▶ _TASK TO COMPLETE_: Reproduce the entire listing word for word.

▶ _RECORDS SHOWN_:
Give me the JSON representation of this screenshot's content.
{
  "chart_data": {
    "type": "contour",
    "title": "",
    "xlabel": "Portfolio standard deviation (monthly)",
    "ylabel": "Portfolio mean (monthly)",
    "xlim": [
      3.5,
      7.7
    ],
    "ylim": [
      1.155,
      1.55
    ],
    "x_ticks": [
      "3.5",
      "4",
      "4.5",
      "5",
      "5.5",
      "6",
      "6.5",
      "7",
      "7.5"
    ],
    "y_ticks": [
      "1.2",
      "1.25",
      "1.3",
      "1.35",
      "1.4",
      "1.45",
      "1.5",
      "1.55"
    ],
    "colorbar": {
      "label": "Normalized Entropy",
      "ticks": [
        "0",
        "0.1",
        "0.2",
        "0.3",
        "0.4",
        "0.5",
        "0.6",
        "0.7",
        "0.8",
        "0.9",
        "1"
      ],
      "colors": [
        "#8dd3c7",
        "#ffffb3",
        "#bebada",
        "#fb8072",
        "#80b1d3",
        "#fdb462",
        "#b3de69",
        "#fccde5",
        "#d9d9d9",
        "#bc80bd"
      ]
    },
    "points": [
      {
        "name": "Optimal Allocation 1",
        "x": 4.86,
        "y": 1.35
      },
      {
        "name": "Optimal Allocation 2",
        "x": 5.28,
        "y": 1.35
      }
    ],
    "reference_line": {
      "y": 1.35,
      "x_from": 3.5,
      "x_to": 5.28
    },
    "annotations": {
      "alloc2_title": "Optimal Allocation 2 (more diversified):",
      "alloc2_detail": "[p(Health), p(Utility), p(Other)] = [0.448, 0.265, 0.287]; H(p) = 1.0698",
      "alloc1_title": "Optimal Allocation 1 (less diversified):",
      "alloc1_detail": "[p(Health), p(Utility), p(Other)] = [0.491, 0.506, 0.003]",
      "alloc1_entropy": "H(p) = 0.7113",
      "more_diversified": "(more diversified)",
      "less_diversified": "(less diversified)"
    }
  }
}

▶ _ANSWER BELOW_:
Give me the JSON representation of this screenshot's content.
{
  "chart_data": {
    "type": "contour",
    "title": "",
    "xlabel": "Portfolio standard deviation (monthly)",
    "ylabel": "Portfolio mean (monthly)",
    "xlim": [
      3.5,
      7.7
    ],
    "ylim": [
      1.155,
      1.55
    ],
    "x_ticks": [
      "3.5",
      "4",
      "4.5",
      "5",
      "5.5",
      "6",
      "6.5",
      "7",
      "7.5"
    ],
    "y_ticks": [
      "1.2",
      "1.25",
      "1.3",
      "1.35",
      "1.4",
      "1.45",
      "1.5",
      "1.55"
    ],
    "colorbar": {
      "label": "Normalized Entropy",
      "ticks": [
        "0",
        "0.1",
        "0.2",
        "0.3",
        "0.4",
        "0.5",
        "0.6",
        "0.7",
        "0.8",
        "0.9",
        "1"
      ],
      "colors": [
        "#8dd3c7",
        "#ffffb3",
        "#bebada",
        "#fb8072",
        "#80b1d3",
        "#fdb462",
        "#b3de69",
        "#fccde5",
        "#d9d9d9",
        "#bc80bd"
      ]
    },
    "points": [
      {
        "name": "Optimal Allocation 1",
        "x": 4.86,
        "y": 1.35
      },
      {
        "name": "Optimal Allocation 2",
        "x": 5.28,
        "y": 1.35
      }
    ],
    "reference_line": {
      "y": 1.35,
      "x_from": 3.5,
      "x_to": 5.28
    },
    "annotations": {
      "alloc2_title": "Optimal Allocation 2 (more diversified):",
      "alloc2_detail": "[p(Health), p(Utility), p(Other)] = [0.448, 0.265, 0.287]; H(p) = 1.0698",
      "alloc1_title": "Optimal Allocation 1 (less diversified):",
      "alloc1_detail": "[p(Health), p(Utility), p(Other)] = [0.491, 0.506, 0.003]",
      "alloc1_entropy": "H(p) = 0.7113",
      "more_diversified": "(more diversified)",
      "less_diversified": "(less diversified)"
    }
  }
}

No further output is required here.